### Listed entries
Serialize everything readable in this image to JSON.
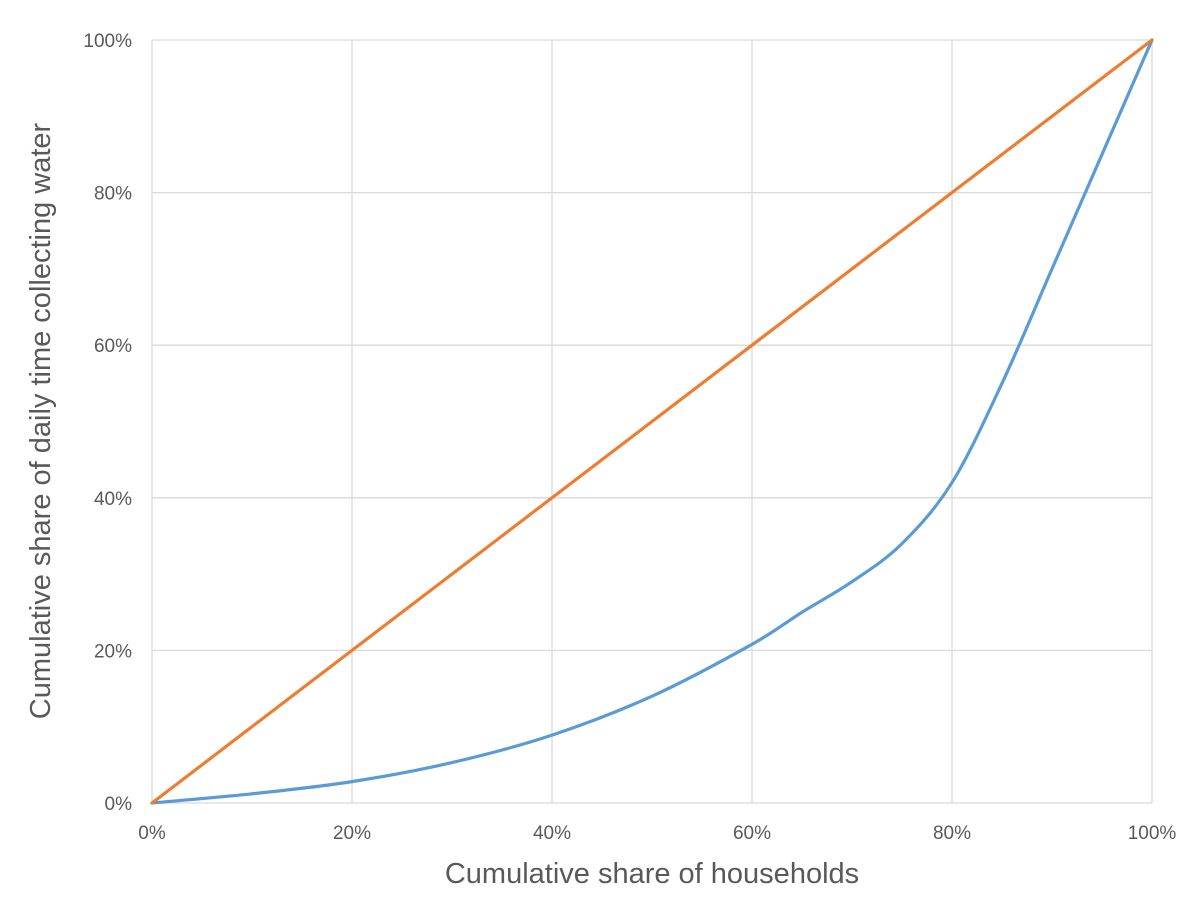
{
  "chart_data": {
    "type": "line",
    "xlabel": "Cumulative share of households",
    "ylabel": "Cumulative share of daily time collecting water",
    "xlim": [
      0,
      100
    ],
    "ylim": [
      0,
      100
    ],
    "x_ticks": [
      "0%",
      "20%",
      "40%",
      "60%",
      "80%",
      "100%"
    ],
    "y_ticks": [
      "0%",
      "20%",
      "40%",
      "60%",
      "80%",
      "100%"
    ],
    "grid": true,
    "legend": "none",
    "series": [
      {
        "color": "#5b9bd5",
        "x": [
          0,
          10,
          20,
          30,
          40,
          50,
          60,
          65,
          70,
          75,
          80,
          85,
          90,
          95,
          100
        ],
        "y": [
          0,
          1.2,
          2.8,
          5.3,
          8.9,
          14.0,
          20.8,
          25.0,
          29.0,
          34.0,
          42.0,
          55.0,
          70.0,
          85.0,
          100.0
        ]
      },
      {
        "color": "#ed7d31",
        "x": [
          0,
          100
        ],
        "y": [
          0,
          100
        ]
      }
    ]
  }
}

### Task goal
Filter out all lines lacking the word "Cumulative" and copy the rest.

### Answer to the problem
    "xlabel": "Cumulative share of households",
    "ylabel": "Cumulative share of daily time collecting water",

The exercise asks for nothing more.